▶ _YOUR OBJECTIVE_
Copy all the entries below exactly, but not the pictures.

▶ _RECORDS_

==================================================

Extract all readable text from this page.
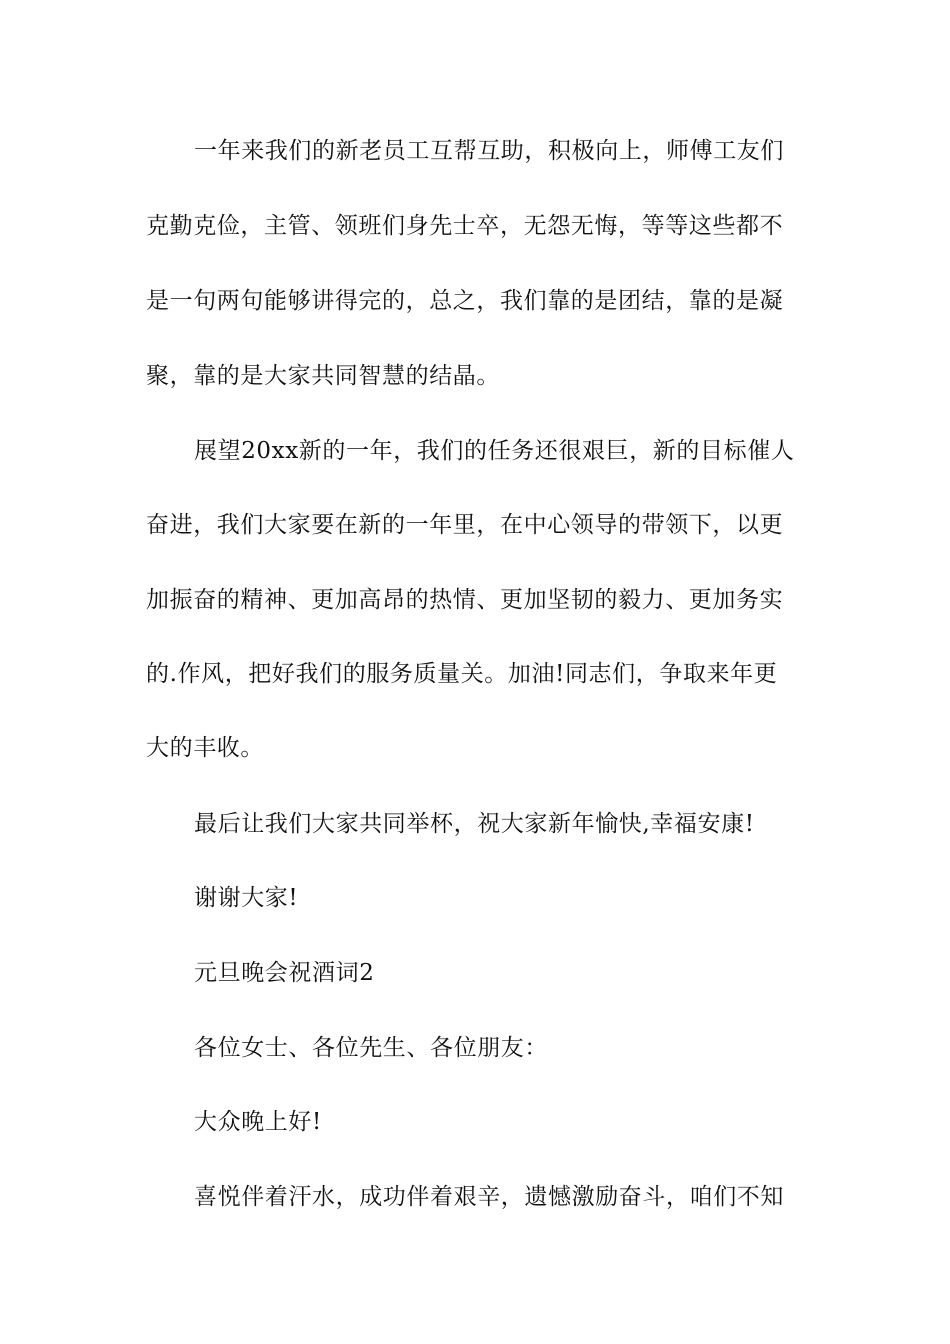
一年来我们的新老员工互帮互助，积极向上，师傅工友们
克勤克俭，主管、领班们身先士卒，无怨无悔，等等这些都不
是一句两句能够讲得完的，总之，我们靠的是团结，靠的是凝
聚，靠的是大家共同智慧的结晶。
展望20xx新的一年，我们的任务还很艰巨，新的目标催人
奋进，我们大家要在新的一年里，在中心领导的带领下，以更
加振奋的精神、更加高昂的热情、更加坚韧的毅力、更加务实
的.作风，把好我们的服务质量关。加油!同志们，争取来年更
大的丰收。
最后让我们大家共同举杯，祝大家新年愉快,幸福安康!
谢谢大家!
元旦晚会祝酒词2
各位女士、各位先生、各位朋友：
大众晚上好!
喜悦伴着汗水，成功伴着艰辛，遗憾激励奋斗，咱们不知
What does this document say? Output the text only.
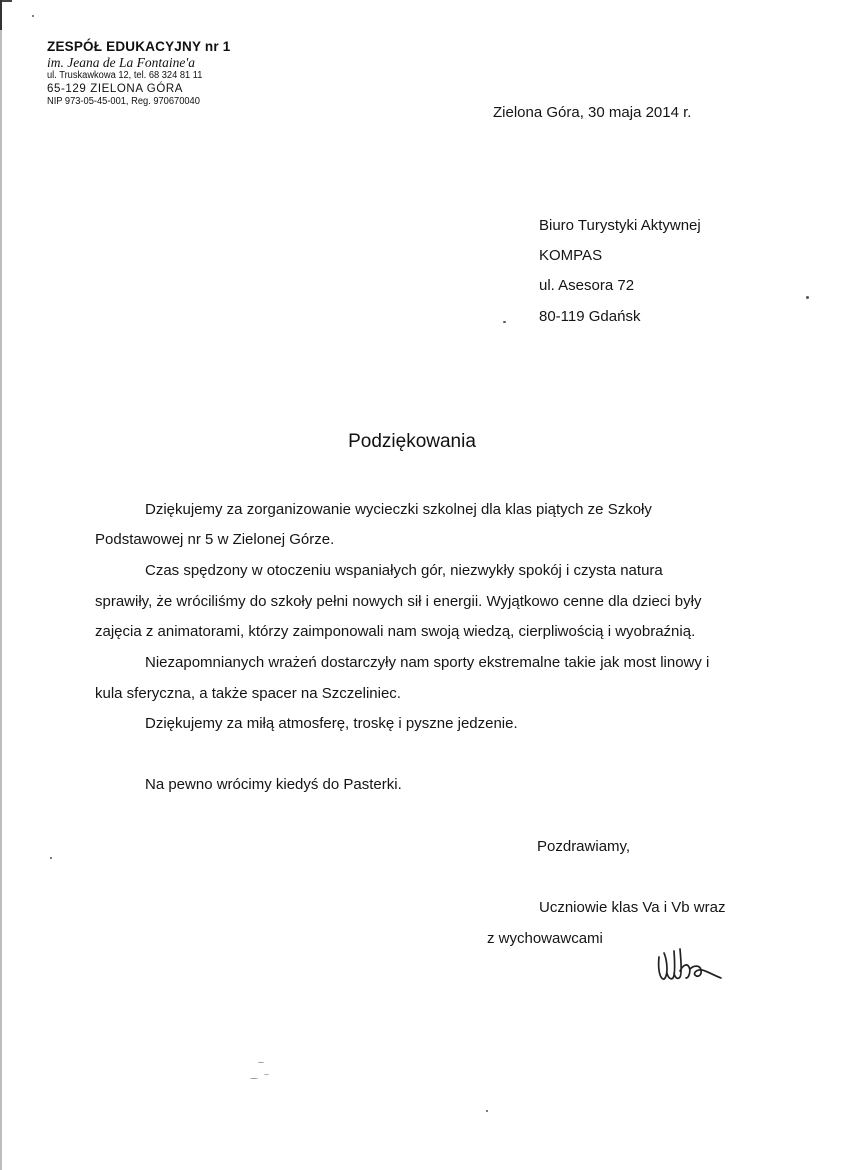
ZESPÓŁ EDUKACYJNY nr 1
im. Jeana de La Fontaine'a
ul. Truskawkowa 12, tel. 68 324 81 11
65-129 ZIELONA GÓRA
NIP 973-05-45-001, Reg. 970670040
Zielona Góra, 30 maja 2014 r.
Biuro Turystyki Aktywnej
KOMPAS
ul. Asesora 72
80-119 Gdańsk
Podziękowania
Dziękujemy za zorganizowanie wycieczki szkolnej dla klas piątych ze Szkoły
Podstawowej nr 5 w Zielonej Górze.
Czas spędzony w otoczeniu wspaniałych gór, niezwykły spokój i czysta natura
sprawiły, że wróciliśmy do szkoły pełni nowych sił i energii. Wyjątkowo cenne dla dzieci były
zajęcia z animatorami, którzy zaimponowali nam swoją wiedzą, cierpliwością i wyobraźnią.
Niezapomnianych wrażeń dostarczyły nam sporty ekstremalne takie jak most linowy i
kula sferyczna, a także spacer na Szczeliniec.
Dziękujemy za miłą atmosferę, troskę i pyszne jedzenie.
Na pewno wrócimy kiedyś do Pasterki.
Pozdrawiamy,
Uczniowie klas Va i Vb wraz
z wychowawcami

==================================================

▶ _RESULT FOR THIS EXERCISE_
Extract all readable text from this page.
一年来我们的新老员工互帮互助，积极向上，师傅工友们
克勤克俭，主管、领班们身先士卒，无怨无悔，等等这些都不
是一句两句能够讲得完的，总之，我们靠的是团结，靠的是凝
聚，靠的是大家共同智慧的结晶。
展望20xx新的一年，我们的任务还很艰巨，新的目标催人
奋进，我们大家要在新的一年里，在中心领导的带领下，以更
加振奋的精神、更加高昂的热情、更加坚韧的毅力、更加务实
的.作风，把好我们的服务质量关。加油!同志们，争取来年更
大的丰收。
最后让我们大家共同举杯，祝大家新年愉快,幸福安康!
谢谢大家!
元旦晚会祝酒词2
各位女士、各位先生、各位朋友：
大众晚上好!
喜悦伴着汗水，成功伴着艰辛，遗憾激励奋斗，咱们不知
What does this document say? Output the text only.
ZESPÓŁ EDUKACYJNY nr 1
im. Jeana de La Fontaine'a
ul. Truskawkowa 12, tel. 68 324 81 11
65-129 ZIELONA GÓRA
NIP 973-05-45-001, Reg. 970670040
Zielona Góra, 30 maja 2014 r.
Biuro Turystyki Aktywnej
KOMPAS
ul. Asesora 72
80-119 Gdańsk
Podziękowania
Dziękujemy za zorganizowanie wycieczki szkolnej dla klas piątych ze Szkoły
Podstawowej nr 5 w Zielonej Górze.
Czas spędzony w otoczeniu wspaniałych gór, niezwykły spokój i czysta natura
sprawiły, że wróciliśmy do szkoły pełni nowych sił i energii. Wyjątkowo cenne dla dzieci były
zajęcia z animatorami, którzy zaimponowali nam swoją wiedzą, cierpliwością i wyobraźnią.
Niezapomnianych wrażeń dostarczyły nam sporty ekstremalne takie jak most linowy i
kula sferyczna, a także spacer na Szczeliniec.
Dziękujemy za miłą atmosferę, troskę i pyszne jedzenie.
Na pewno wrócimy kiedyś do Pasterki.
Pozdrawiamy,
Uczniowie klas Va i Vb wraz
z wychowawcami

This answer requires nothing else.